→ **TASK TO CARRY OUT**
Pick out every line with the word "coordinate" and copy it.

** begin **

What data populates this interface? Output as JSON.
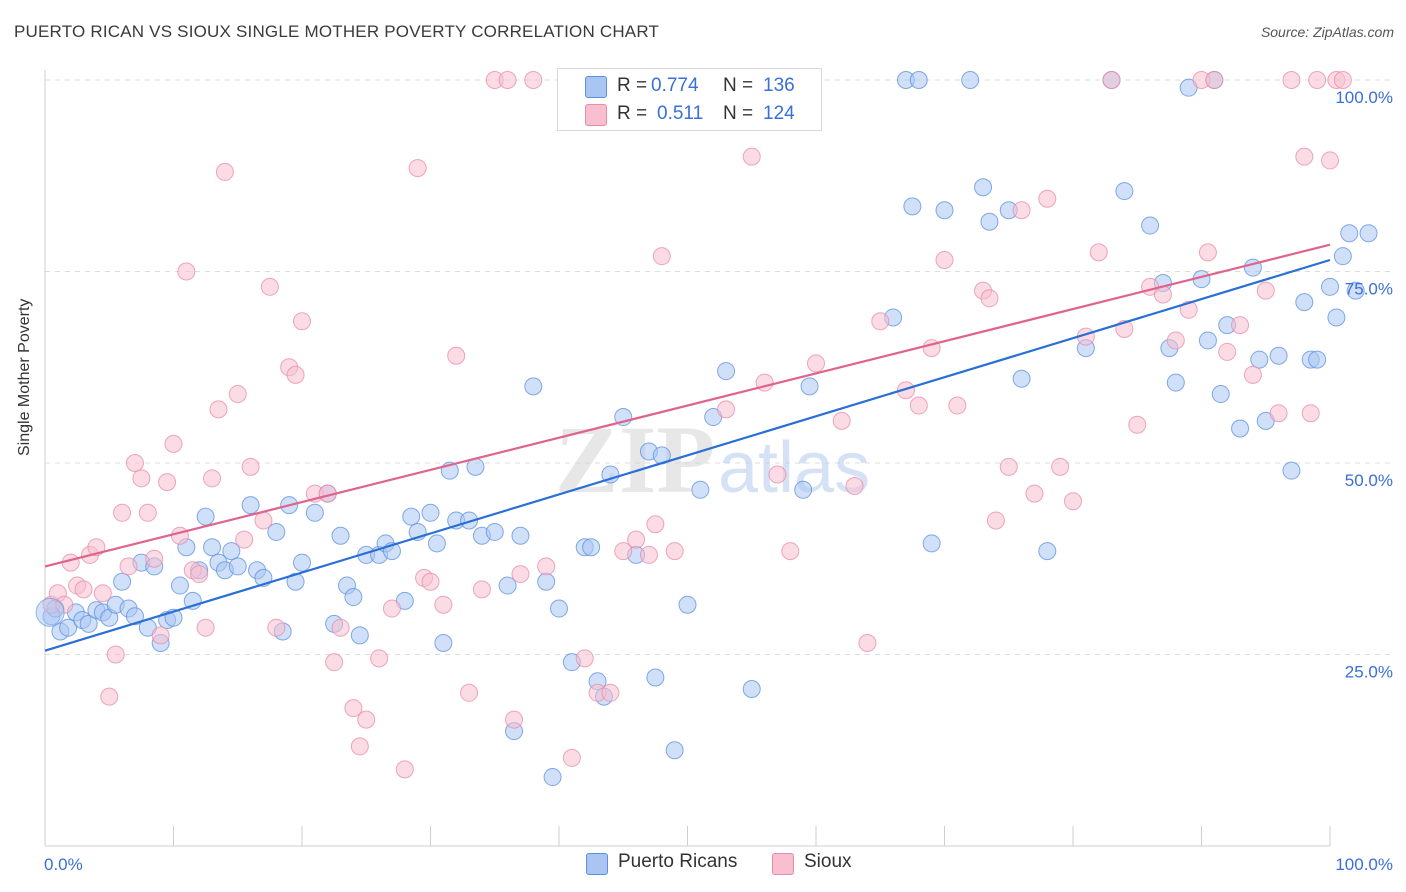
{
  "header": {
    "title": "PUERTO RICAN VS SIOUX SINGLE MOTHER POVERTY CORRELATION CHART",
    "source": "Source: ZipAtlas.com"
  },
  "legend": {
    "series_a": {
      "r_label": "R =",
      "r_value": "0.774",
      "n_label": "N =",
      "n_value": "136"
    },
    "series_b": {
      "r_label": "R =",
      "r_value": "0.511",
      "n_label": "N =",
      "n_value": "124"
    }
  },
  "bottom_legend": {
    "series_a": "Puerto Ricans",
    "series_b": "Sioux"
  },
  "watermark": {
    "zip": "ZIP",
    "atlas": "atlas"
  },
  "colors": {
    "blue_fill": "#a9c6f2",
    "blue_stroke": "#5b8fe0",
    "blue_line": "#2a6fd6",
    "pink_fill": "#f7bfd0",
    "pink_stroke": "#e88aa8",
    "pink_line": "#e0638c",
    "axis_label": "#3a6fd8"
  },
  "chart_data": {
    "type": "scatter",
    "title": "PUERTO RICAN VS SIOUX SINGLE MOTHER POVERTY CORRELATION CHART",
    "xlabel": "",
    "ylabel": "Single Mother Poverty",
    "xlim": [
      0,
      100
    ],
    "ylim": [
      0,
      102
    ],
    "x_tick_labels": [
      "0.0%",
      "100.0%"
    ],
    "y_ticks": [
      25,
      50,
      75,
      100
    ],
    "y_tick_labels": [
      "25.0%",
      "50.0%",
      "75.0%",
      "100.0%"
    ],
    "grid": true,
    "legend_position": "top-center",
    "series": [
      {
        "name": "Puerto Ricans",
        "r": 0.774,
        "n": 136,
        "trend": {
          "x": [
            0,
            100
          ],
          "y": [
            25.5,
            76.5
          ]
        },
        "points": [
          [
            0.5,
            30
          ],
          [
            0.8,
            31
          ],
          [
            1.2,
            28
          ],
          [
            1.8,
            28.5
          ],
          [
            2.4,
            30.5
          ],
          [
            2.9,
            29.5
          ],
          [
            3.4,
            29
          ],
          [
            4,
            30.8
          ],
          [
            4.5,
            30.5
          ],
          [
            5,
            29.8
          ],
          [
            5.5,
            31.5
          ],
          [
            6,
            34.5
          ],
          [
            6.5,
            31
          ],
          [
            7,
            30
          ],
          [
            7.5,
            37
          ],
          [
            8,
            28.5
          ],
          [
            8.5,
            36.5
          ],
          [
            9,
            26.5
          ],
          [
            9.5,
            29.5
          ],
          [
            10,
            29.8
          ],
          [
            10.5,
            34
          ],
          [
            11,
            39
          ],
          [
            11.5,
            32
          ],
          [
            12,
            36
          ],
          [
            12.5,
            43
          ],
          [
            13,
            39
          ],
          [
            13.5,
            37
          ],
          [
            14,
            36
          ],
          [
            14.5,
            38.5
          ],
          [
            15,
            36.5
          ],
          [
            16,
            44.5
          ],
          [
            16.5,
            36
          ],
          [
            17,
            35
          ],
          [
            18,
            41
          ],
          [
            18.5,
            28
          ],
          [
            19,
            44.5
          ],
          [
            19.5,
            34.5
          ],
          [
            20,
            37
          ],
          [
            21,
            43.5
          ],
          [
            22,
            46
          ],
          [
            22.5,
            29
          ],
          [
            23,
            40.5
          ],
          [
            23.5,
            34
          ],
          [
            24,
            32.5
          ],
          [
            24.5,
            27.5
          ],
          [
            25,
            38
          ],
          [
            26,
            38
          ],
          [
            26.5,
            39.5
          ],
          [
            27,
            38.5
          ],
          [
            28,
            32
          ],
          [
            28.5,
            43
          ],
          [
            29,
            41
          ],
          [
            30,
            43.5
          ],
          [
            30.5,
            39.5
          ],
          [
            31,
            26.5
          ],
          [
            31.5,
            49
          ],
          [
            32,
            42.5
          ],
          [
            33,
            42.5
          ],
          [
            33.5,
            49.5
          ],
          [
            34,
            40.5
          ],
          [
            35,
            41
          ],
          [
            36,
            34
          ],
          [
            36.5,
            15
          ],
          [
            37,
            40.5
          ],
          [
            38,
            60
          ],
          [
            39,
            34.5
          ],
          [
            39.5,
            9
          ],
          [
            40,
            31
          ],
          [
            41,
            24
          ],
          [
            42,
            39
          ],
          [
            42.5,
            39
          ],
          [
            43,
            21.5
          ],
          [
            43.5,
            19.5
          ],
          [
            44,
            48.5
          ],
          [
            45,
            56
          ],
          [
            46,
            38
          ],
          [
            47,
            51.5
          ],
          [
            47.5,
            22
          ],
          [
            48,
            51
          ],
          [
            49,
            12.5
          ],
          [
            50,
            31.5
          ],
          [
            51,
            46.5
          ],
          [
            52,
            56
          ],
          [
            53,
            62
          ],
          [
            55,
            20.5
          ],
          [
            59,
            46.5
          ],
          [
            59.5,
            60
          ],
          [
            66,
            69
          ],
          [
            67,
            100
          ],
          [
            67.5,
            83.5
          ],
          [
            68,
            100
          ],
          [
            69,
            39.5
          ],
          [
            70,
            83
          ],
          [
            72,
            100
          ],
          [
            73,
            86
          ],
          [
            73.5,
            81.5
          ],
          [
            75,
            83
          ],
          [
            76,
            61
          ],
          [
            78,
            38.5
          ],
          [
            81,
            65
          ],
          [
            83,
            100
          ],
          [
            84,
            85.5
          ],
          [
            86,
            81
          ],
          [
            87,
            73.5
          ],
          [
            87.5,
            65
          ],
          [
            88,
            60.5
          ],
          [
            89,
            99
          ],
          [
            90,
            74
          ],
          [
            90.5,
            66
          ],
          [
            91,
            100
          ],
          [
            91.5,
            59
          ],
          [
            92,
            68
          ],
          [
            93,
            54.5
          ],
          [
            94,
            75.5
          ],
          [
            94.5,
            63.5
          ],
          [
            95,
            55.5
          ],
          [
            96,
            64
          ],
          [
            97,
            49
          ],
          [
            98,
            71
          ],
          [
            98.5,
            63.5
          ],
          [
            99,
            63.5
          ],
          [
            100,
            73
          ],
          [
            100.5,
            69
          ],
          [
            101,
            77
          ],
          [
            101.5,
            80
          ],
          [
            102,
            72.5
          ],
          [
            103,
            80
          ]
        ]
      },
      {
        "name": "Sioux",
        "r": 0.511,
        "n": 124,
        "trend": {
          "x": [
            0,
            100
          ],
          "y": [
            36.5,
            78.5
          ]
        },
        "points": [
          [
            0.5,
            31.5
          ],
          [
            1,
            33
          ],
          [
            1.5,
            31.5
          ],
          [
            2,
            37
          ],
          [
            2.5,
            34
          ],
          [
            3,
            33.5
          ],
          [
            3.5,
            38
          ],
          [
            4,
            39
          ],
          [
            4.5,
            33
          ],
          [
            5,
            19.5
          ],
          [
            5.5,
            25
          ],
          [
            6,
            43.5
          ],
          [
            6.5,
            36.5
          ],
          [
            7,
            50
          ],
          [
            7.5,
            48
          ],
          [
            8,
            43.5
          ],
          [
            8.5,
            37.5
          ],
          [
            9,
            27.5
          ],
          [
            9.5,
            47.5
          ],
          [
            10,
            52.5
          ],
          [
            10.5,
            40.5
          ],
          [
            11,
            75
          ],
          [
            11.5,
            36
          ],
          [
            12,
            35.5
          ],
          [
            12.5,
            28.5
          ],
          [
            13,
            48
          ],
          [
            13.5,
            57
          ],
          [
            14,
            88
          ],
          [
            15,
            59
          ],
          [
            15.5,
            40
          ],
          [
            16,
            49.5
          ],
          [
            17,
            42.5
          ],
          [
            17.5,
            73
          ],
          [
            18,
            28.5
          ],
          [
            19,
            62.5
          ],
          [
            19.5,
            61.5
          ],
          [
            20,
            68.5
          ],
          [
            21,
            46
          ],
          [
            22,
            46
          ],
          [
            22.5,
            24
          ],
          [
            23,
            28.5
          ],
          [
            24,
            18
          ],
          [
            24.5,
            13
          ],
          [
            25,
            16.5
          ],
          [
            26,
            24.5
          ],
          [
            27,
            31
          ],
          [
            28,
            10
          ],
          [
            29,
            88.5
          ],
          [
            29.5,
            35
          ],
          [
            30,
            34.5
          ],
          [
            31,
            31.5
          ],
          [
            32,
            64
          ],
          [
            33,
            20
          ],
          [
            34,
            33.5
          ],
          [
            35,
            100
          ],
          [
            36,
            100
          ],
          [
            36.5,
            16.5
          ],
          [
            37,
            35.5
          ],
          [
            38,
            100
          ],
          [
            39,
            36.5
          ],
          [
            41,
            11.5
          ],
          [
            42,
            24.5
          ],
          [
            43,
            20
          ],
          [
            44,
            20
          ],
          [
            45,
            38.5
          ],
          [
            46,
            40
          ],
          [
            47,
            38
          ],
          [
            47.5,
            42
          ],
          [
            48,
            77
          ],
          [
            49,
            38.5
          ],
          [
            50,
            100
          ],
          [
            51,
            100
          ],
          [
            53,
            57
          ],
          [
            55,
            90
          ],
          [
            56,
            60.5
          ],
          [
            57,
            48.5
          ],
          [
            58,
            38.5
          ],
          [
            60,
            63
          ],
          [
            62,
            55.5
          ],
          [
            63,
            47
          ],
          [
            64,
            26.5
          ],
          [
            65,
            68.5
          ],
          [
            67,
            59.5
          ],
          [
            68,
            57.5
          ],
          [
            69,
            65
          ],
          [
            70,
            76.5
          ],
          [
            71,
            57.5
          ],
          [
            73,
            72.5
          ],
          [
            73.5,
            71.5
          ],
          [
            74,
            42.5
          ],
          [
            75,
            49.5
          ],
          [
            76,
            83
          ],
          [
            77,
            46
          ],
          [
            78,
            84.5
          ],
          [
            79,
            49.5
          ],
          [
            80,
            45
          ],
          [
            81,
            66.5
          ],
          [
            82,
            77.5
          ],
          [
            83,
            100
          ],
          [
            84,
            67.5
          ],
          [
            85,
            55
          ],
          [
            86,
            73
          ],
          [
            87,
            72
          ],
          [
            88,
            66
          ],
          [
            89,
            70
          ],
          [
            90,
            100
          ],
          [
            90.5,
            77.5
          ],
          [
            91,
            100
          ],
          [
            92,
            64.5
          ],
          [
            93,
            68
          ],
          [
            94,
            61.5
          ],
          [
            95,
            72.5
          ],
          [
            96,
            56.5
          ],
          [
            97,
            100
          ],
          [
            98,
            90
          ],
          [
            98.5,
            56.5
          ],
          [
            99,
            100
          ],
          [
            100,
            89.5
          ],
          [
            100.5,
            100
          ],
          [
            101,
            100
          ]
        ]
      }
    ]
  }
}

** end **
** begin **

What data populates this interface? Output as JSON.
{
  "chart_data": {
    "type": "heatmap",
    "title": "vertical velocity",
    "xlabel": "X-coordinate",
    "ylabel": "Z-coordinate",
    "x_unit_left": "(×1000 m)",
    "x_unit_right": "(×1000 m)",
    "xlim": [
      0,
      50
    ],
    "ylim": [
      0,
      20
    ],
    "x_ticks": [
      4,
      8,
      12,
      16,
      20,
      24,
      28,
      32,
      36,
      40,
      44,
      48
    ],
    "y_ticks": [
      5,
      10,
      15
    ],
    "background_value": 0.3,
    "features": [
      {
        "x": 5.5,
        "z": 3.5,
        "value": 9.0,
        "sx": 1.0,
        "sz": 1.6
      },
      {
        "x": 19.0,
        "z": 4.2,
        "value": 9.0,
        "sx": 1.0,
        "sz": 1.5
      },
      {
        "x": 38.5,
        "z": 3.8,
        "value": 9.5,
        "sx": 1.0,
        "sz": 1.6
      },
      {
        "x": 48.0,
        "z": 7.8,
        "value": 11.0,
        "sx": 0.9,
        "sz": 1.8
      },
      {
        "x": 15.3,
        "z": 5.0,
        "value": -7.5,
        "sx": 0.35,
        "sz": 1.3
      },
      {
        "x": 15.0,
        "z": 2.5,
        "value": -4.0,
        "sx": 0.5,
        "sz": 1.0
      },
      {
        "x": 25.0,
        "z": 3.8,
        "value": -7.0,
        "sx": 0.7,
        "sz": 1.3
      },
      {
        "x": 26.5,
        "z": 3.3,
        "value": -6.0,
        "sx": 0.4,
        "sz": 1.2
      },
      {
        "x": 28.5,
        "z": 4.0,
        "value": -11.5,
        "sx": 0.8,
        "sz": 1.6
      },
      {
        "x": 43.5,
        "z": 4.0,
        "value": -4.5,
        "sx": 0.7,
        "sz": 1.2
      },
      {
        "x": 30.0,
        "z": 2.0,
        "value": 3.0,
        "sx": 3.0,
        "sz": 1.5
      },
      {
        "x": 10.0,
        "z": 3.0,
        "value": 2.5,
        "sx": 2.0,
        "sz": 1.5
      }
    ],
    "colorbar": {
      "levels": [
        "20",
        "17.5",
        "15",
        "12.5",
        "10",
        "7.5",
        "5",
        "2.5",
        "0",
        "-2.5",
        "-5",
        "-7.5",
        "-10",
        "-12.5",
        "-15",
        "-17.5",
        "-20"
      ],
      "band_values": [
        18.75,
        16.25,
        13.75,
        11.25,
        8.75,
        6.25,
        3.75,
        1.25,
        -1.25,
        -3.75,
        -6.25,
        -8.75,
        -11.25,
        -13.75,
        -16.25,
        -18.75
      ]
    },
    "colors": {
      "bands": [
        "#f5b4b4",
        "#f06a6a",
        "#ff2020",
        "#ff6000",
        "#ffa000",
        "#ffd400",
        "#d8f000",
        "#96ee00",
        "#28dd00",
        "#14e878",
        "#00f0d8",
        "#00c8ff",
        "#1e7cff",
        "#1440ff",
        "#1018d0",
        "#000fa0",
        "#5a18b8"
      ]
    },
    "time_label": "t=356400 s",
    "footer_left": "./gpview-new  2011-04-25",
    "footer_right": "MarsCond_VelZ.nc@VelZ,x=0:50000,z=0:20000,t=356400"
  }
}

** end **
** begin **

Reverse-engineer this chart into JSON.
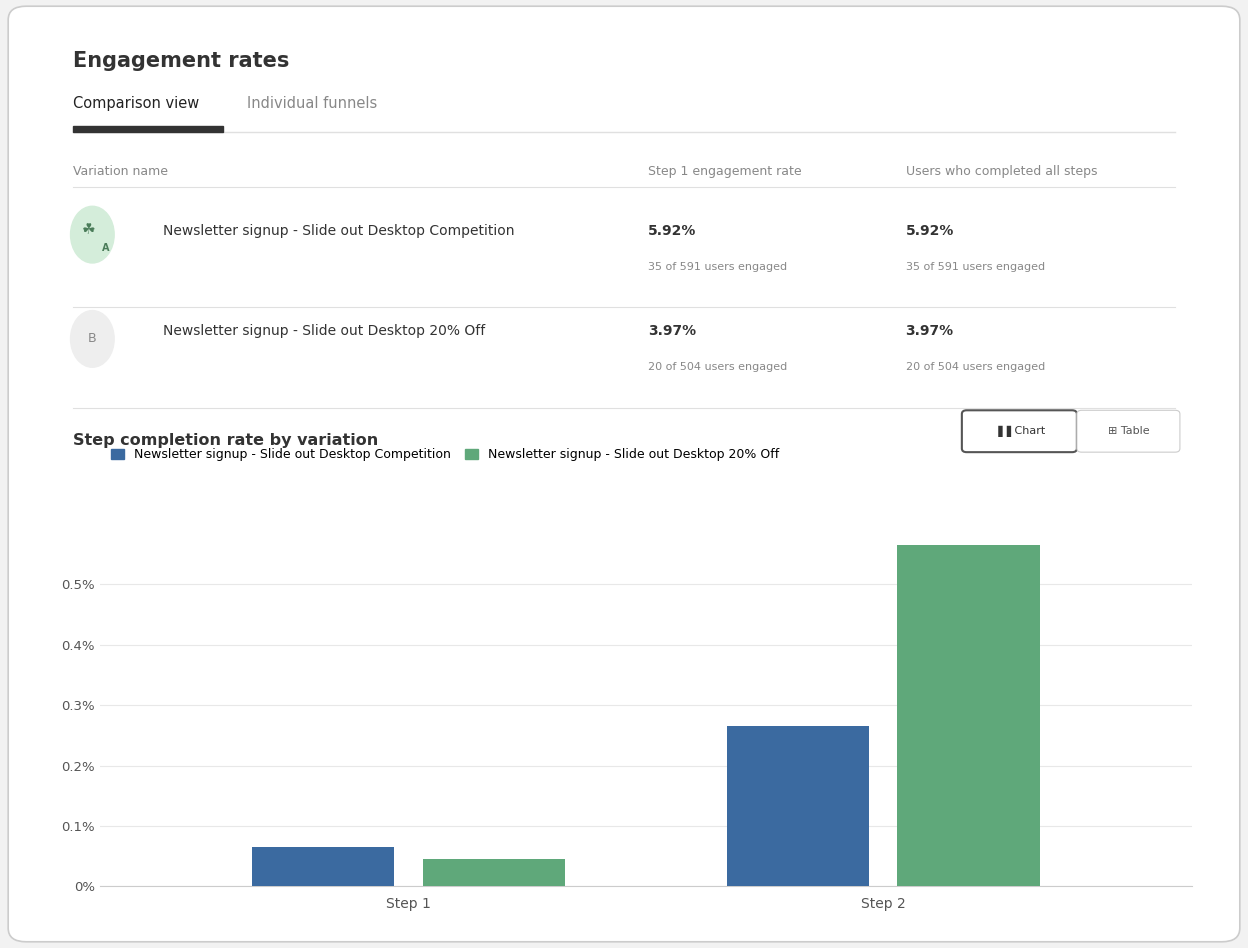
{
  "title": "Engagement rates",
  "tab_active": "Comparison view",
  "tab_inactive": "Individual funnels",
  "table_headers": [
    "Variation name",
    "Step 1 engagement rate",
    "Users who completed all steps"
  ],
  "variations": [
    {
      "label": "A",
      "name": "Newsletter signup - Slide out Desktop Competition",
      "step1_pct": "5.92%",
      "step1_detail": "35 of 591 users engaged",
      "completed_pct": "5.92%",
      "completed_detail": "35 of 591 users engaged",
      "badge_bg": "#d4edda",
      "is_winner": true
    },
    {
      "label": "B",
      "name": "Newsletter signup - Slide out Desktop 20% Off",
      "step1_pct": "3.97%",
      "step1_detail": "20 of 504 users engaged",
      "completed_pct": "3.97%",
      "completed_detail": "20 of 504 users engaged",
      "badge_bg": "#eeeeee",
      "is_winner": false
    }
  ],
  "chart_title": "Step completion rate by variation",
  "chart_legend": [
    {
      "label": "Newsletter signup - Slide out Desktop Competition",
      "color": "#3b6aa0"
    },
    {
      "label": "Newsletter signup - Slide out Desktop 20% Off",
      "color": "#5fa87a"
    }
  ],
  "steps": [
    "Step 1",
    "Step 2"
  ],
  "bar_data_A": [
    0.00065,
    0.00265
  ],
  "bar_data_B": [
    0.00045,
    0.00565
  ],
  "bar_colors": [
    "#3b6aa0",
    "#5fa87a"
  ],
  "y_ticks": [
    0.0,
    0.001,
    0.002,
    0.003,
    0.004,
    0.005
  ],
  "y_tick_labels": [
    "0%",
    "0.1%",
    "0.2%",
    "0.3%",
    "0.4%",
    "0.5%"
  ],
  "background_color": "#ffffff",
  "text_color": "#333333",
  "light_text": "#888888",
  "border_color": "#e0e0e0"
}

** end **

→ **THE RESPONSE**
    "xlabel": "X-coordinate",
    "ylabel": "Z-coordinate",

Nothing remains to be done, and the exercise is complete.